● Job 1
Quote the quinoa blog post between "A month ago, I" and "were all shocked.", inclusive.
● Job 2
Summarize the quinoa blog post in two sentences.
● Job 3
Continue the quinoa blog post from where it stops.

● Text shown

---*---

A month ago, I had never heard of quinoa (keen-wah). Then I tried some made by a local chef and wham, now it’s everywhere. OK, OK, I know – it’s not everywhere, really — it’s simply that now that I’m aware of it, it just feels like its everywhere.
Except that, truly, I think it is. This feels like a bona fide foodie trend. It feels like quinoa is actually becoming ubiquitous. At least in Metro NYC.
Because how’s this for funny: I made this Black Bean and Tomato Quinoa recipe for a pot-luck dinner party and someone invited at the last minute (ie, not involved in the who’s-bringing-what game) ALSO brought a quinoa dish. We were all shocked.
I know you’re wondering, so I’ll just tell you straight up: my quinoa dish was better (if I do say so myself.) And I do! Why was it better? Well, it is NOT because I’m a better cook. Or that I was bitter that someone else brought quinoa. Though clearly that is true.
Rather, it was simply that the recipe I used was better: more taste and it looked prettier.
So, another week goes by, and I make this quinoa dish for a birthday lunch for a (different group) of friends. Then another week passes, and my friend Michaela asked if I could please make that delicious dish I brought to the birthday bash for her Memorial Day BBQ. So I happily whip up a big batch, bring it…and it happened AGAIN! Someone else ALSO brought a quinoa dish.

---*---

● Excerpted data

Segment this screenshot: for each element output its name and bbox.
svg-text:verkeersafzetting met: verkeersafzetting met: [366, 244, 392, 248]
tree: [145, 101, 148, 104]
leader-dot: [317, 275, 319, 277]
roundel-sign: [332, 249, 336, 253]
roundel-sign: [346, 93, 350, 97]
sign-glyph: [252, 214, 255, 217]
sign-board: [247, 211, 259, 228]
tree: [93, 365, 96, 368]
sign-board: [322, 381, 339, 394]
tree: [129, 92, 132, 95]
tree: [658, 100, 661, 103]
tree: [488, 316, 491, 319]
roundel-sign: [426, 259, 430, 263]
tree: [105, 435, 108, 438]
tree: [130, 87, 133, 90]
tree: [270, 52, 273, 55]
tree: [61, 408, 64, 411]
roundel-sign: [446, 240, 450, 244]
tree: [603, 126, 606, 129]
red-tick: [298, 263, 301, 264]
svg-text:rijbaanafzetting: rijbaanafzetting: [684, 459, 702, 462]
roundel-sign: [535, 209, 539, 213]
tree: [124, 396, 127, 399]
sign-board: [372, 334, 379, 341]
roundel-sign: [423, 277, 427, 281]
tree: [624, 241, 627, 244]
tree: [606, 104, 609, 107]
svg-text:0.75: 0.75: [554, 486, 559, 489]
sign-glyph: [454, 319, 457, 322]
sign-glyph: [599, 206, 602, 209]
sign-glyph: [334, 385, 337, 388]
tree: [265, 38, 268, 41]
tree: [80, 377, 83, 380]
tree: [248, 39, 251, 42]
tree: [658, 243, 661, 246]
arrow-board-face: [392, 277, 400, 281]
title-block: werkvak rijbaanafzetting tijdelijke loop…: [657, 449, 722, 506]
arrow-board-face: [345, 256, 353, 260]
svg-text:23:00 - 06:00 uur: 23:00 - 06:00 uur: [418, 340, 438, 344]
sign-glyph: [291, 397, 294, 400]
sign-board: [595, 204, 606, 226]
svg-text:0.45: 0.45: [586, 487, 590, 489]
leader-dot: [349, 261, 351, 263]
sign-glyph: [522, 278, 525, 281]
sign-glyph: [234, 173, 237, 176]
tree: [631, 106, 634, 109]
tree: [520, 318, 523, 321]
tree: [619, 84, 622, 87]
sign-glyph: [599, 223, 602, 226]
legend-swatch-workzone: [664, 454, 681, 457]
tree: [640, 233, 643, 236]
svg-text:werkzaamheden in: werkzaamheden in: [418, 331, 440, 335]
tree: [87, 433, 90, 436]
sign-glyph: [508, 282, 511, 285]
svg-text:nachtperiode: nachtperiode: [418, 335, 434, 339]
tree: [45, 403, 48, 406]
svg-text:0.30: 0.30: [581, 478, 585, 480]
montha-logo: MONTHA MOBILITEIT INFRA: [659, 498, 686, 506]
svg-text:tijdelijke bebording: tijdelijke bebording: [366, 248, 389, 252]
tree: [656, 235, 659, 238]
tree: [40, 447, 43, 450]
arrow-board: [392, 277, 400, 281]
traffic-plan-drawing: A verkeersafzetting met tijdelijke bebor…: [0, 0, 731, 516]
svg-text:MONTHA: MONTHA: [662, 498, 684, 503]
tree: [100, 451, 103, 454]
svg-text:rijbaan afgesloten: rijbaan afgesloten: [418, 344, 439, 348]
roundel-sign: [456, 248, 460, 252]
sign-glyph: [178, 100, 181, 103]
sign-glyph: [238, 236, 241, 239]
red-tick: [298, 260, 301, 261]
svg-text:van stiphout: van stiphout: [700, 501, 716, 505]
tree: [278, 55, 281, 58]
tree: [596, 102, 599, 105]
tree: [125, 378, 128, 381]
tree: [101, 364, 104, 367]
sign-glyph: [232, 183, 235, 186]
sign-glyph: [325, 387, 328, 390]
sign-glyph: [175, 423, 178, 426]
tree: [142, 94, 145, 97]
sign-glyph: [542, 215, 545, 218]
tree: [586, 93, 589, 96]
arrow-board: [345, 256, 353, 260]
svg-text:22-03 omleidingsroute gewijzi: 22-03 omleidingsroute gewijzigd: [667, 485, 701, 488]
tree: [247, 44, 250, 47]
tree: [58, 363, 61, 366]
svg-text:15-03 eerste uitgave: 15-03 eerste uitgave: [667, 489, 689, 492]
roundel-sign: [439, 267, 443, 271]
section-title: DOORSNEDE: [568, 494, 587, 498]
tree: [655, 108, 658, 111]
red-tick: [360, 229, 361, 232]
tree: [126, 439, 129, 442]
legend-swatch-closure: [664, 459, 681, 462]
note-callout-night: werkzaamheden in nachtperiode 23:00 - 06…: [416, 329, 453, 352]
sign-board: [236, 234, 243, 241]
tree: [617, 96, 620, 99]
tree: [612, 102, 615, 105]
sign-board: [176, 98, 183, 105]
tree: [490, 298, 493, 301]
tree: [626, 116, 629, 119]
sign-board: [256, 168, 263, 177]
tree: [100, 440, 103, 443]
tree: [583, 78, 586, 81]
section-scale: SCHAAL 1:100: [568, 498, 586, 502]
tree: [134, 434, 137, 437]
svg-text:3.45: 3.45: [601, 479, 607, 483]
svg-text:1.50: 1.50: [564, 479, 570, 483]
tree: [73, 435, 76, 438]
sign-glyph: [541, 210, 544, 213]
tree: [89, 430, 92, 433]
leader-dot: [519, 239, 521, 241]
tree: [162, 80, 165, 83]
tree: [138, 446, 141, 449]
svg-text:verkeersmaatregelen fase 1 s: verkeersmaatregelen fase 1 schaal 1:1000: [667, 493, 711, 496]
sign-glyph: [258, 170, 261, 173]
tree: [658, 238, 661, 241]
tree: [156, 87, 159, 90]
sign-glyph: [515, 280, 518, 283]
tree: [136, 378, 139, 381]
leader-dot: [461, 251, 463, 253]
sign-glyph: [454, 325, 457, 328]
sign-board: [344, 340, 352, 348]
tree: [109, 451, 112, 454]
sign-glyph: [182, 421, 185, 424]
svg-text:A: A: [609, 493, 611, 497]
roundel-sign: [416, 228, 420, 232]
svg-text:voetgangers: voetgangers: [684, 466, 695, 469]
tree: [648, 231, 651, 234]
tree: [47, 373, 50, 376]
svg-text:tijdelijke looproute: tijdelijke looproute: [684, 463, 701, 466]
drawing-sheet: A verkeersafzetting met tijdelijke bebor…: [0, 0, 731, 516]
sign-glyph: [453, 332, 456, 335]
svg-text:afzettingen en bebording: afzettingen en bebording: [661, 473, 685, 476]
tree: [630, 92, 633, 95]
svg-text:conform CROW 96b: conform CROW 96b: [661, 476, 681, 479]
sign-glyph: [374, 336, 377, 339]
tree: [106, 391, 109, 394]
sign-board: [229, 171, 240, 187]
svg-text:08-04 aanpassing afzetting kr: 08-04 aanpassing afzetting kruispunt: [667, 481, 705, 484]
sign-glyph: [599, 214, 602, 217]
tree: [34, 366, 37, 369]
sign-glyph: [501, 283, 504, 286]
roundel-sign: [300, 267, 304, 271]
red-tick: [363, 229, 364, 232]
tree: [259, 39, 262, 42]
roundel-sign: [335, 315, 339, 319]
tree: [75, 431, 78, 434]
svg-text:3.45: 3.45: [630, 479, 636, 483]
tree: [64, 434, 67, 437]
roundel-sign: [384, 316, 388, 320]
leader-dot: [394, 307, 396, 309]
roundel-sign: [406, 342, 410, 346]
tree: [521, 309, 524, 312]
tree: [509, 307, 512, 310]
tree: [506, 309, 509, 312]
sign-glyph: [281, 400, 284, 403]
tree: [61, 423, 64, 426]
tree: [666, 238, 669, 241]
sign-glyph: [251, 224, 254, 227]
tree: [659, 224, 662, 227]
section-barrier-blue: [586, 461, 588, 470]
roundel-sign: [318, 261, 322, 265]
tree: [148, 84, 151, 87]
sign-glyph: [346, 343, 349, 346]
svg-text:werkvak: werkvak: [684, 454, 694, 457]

---*---

● Exercise response 1
A month ago, I had never heard of quinoa (keen-wah). Then I tried some made by a local chef and wham, now it’s everywhere. OK, OK, I know – it’s not everywhere, really — it’s simply that now that I’m aware of it, it just feels like its everywhere.
Except that, truly, I think it is. This feels like a bona fide foodie trend. It feels like quinoa is actually becoming ubiquitous. At least in Metro NYC.
Because how’s this for funny: I made this Black Bean and Tomato Quinoa recipe for a pot-luck dinner party and someone invited at the last minute (ie, not involved in the who’s-bringing-what game) ALSO brought a quinoa dish. We were all shocked.

● Exercise response 2
The writer first tried quinoa a month ago and now believes it is becoming a genuine food trend in Metro NYC. At a pot-luck, and again at a Memorial Day BBQ, the writer brought a Black Bean and Tomato Quinoa dish, and each time another guest also brought a quinoa dish.

● Exercise response 3
And lo and behold – mine was better again (this time, others even said so!)
How weird is that? I’m not alone in thinking that’s strange, right? I mean, clearly, there are 2 questions y’all must be pondering:
- What is it with quinoa? Is it a new foodie obsession? Why is it everywhere? I mean twice in a few weeks in the SUBURBS?!!! That is crazy! And here’s another tidbit: someone at the BBQ said quinoa is all the rage in her town! So if you have any trend info to share, please comment here or on the GoLowCholesterol Facebook Page!
- And what’s so great about the quinoa recipe I found? Why is it so good that it won – hands down – in 2 oh-so-formal (not!) taste tests?
Like I said, I can’t answer the first (and am hoping you can?), but I can tell you why this particular quinoa recipe rocks:
- First of all it’s very easy – though there is chopping and zesting, so you have to be up for that.
- Second of all, it has lots of nice color.
- And third of all – it’s very flavorful … frankly, it’s just plain tasty.
The recipe I used got a 4-fork rating at Epicurious, and the only adjustment I made to render it even more Lo-Co was to leave out the butter. Check it out online because the reviews offer some great suggestions (like adding avocado and vegetables).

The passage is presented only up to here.